▶ _TASKS TO CARRY OUT_:
A. Quote the forum thread word for word, starting at "if you know" and ending at "you with something.".
B. Answer these questions using the forum thread:
(i) Besides having a crisis over it, what does the first post say the couple had already been to?
(ii) What does the first post advise using every time?
(iii) Who does the second post say used to do the same?

SantaIsAnAnagramOfSatan · 29/01/2012 08:52

i don't see what anyone can say if you are determined you want to stay with someone like this who has proved this is how they will act even explicitly knowing it hurts you, after having had a crisis over it already and having been to counselling. what would you like to hear - some magic way of changing who he is?

if you choose to stay with him you are choosing a life with someone you cannot trust and does not love or respect you anywhere near enough.

if you know you couldn't leave him then there probably is no point even discussing it because why should he listen to you? why would he change? if he knows you're never going to do anything about it then he will carry on.

but yes you should probably make sure you use condoms every time you have sex with him fully mindful that he may well be having it somewhere else and you should get tested in case he has already infected you with something.

are you sure you can stomach a life like that?

watchoutforthatsnail · 29/01/2012 08:58

ah, i remember the gut wrenching feeling well. My ex husband used to do the same. Constantly.
Everytime i thought we had managed to move on, and i had gotten over it, i would find evidence again. The lies, the bare faced lies.

▶ _PROVIDED MATERIAL_:

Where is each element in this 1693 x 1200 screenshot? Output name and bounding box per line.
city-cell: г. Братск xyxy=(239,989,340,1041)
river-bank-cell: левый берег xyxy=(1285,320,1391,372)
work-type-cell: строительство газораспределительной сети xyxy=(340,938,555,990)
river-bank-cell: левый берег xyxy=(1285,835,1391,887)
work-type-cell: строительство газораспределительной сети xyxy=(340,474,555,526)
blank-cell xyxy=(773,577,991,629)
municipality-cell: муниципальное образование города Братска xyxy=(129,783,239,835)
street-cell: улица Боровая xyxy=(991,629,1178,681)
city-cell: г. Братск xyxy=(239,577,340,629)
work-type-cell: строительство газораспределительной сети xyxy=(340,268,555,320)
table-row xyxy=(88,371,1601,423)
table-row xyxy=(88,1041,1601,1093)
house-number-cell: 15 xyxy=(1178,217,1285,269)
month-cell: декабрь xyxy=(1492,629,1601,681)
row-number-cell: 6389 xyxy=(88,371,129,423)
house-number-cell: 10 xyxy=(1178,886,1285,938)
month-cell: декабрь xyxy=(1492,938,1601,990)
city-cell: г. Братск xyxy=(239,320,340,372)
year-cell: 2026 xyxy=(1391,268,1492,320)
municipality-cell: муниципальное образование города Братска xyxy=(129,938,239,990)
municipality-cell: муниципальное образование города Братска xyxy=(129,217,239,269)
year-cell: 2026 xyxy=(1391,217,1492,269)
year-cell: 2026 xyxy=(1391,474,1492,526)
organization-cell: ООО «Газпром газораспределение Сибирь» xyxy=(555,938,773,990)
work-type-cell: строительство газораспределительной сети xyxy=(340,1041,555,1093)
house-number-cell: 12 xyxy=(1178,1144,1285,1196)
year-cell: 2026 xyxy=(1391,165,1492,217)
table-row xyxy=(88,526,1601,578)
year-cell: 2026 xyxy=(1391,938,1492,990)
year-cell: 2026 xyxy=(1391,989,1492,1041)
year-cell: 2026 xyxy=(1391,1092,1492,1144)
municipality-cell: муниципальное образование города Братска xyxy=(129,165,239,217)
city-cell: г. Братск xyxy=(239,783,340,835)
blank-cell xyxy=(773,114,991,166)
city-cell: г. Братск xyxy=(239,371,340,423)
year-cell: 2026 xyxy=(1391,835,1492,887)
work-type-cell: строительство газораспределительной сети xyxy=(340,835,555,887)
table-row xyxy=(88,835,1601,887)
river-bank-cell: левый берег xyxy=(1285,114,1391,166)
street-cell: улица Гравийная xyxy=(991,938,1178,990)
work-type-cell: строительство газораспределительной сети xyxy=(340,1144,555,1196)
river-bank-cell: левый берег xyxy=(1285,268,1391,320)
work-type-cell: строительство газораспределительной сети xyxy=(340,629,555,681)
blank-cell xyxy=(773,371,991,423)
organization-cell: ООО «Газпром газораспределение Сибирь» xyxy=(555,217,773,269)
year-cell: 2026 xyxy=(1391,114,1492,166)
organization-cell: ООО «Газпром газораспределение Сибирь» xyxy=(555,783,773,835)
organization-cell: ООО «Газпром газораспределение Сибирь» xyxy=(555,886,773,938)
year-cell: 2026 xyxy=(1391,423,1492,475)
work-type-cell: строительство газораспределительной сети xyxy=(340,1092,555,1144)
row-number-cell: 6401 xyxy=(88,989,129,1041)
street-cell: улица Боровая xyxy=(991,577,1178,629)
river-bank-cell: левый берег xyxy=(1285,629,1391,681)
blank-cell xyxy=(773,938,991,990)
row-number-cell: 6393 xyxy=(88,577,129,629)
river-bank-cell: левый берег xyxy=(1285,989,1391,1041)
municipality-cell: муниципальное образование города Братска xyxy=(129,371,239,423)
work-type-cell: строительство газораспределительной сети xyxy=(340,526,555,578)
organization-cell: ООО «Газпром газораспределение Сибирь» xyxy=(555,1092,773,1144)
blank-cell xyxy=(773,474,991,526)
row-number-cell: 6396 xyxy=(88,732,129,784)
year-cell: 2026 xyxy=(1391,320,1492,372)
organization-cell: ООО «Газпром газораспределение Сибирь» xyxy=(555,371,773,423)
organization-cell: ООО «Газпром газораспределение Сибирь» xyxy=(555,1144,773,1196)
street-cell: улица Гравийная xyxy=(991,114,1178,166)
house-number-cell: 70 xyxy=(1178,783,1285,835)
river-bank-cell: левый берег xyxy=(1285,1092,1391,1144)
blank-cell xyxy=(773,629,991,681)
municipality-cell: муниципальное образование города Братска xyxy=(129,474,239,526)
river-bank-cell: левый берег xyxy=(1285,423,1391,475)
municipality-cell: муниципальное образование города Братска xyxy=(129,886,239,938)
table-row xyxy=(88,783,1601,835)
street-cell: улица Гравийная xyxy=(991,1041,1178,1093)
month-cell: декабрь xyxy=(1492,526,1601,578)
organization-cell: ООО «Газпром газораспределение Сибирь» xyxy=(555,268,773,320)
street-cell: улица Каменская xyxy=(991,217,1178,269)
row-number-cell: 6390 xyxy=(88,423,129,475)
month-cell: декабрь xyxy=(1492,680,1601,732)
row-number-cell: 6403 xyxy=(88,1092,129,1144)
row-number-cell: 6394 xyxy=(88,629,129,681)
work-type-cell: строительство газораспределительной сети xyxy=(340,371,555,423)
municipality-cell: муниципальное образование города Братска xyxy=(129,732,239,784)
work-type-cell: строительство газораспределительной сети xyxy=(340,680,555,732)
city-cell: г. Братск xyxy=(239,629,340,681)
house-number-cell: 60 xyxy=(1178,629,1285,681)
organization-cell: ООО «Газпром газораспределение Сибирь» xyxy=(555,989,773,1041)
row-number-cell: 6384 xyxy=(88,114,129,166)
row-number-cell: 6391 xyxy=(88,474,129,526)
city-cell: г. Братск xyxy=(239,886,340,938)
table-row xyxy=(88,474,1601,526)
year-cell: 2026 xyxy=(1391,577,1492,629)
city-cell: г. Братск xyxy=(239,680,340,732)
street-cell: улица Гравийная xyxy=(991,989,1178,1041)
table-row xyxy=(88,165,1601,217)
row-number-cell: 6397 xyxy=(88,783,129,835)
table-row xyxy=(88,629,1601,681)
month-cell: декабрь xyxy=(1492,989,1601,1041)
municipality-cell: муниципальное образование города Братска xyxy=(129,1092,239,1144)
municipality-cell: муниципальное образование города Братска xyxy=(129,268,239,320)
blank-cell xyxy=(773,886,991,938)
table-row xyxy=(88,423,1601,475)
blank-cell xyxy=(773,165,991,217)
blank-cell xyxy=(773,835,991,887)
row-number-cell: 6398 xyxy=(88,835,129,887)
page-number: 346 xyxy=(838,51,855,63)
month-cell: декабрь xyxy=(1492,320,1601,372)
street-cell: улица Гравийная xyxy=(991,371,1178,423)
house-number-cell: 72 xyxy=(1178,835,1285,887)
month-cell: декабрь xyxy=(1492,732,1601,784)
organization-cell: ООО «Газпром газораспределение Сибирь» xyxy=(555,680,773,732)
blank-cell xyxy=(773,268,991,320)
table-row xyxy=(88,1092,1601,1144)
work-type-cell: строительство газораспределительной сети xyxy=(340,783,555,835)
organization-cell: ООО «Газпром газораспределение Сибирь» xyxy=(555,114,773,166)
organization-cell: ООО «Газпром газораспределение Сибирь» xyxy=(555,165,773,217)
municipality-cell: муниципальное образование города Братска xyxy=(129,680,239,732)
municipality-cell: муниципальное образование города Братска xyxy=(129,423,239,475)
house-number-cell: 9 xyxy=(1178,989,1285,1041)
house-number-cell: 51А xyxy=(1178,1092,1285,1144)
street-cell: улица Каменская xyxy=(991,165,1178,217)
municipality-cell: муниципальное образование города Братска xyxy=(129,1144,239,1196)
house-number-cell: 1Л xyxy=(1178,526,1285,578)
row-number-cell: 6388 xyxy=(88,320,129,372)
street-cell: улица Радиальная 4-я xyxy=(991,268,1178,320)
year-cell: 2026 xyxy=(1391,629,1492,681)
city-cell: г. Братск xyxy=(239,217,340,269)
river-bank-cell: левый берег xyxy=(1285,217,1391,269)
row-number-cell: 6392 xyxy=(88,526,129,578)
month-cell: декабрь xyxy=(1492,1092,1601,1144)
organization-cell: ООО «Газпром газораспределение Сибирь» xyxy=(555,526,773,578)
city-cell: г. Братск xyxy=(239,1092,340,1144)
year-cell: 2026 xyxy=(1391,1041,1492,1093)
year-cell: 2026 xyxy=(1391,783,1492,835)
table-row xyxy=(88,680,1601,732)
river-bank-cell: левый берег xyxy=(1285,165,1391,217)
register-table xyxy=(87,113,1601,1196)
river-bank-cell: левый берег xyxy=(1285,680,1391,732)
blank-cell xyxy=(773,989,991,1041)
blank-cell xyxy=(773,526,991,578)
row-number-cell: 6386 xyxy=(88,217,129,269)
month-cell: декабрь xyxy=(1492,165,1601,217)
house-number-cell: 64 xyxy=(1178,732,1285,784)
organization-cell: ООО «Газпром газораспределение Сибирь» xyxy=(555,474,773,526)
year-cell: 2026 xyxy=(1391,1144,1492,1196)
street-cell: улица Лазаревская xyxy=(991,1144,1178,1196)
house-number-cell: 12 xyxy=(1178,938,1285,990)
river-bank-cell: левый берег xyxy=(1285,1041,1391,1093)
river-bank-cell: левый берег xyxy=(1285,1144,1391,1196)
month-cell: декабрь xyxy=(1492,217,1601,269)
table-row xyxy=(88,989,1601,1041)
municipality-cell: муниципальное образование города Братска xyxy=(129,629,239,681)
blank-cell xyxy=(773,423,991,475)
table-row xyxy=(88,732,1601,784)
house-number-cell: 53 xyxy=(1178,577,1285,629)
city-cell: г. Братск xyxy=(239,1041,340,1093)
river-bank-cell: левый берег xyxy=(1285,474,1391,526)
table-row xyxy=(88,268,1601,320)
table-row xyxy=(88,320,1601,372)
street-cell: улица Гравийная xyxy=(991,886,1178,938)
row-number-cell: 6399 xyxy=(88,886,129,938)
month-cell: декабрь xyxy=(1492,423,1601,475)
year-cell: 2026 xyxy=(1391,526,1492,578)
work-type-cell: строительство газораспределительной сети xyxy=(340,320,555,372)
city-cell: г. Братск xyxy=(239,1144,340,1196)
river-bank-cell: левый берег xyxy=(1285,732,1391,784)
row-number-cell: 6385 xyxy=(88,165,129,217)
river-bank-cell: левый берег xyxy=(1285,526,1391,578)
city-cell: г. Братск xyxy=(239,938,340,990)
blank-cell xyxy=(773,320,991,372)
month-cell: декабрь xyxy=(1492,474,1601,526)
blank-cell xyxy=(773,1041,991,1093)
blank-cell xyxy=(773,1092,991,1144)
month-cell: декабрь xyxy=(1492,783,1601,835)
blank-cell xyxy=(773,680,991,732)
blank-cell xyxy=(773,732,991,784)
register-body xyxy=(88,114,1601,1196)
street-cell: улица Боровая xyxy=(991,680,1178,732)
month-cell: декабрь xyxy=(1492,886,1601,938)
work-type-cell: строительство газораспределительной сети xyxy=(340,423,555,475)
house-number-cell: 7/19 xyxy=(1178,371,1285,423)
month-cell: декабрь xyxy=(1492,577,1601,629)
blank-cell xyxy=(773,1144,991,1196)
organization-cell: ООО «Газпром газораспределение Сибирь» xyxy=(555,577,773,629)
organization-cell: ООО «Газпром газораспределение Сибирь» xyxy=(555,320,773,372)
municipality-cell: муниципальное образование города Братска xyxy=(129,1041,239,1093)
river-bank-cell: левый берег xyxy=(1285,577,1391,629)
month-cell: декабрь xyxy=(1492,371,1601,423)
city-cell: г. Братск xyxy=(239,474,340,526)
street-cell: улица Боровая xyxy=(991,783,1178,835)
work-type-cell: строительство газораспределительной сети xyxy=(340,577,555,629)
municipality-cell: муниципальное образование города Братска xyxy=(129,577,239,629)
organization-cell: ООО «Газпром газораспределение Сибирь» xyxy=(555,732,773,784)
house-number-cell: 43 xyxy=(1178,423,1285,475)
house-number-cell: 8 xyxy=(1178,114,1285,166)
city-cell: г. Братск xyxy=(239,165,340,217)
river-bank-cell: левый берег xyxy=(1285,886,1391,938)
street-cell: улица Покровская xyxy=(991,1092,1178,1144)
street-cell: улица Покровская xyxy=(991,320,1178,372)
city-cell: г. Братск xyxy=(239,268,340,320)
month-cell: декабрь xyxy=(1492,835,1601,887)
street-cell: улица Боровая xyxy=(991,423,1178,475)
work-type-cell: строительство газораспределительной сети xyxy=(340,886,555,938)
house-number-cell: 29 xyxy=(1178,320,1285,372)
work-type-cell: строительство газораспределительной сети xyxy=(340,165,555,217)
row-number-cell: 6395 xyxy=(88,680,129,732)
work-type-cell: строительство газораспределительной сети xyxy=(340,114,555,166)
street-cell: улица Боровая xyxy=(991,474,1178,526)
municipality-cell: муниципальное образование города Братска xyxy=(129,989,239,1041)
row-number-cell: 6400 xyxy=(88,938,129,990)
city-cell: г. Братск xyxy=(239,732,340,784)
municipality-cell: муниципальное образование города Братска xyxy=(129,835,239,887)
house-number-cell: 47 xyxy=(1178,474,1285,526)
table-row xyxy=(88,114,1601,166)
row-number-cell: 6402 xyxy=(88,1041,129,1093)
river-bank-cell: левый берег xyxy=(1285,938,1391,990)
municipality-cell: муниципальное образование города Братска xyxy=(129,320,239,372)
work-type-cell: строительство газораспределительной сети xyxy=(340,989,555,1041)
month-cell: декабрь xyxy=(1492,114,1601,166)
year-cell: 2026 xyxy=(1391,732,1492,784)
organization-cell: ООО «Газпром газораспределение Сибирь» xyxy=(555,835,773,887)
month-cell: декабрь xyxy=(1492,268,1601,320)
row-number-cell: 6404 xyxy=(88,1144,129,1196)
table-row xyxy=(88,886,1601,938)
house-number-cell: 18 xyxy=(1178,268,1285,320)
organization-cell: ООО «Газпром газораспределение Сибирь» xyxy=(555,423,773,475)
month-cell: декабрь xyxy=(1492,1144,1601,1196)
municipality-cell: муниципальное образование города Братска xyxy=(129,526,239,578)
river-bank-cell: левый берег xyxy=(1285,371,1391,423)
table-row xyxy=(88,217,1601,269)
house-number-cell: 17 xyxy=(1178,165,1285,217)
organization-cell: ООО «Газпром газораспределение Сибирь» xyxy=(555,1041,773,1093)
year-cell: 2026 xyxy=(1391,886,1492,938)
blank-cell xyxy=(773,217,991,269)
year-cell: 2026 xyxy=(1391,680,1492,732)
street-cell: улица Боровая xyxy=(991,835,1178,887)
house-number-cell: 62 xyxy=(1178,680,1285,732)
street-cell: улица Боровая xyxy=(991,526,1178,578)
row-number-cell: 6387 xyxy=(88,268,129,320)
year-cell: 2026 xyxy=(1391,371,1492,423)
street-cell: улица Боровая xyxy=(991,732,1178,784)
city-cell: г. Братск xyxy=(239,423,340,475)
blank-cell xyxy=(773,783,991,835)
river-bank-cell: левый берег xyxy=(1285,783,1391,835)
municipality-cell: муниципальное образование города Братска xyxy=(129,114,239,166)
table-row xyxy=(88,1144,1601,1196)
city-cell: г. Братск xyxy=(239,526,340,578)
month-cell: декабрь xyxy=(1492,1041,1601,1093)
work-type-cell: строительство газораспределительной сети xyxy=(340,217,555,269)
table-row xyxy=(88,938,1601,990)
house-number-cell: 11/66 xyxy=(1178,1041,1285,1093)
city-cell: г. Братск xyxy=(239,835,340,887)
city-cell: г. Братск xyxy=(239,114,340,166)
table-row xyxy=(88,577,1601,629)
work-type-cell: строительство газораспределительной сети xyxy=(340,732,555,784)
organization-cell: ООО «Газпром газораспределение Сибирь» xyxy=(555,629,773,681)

▶ _WRITTEN ANSWERS_:
A.
if you know you couldn't leave him then there probably is no point even discussing it because why should he listen to you? why would he change? if he knows you're never going to do anything about it then he will carry on.

but yes you should probably make sure you use condoms every time you have sex with him fully mindful that he may well be having it somewhere else and you should get tested in case he has already infected you with something.

B.
(i) Counselling.
(ii) Condoms.
(iii) The second poster's ex husband.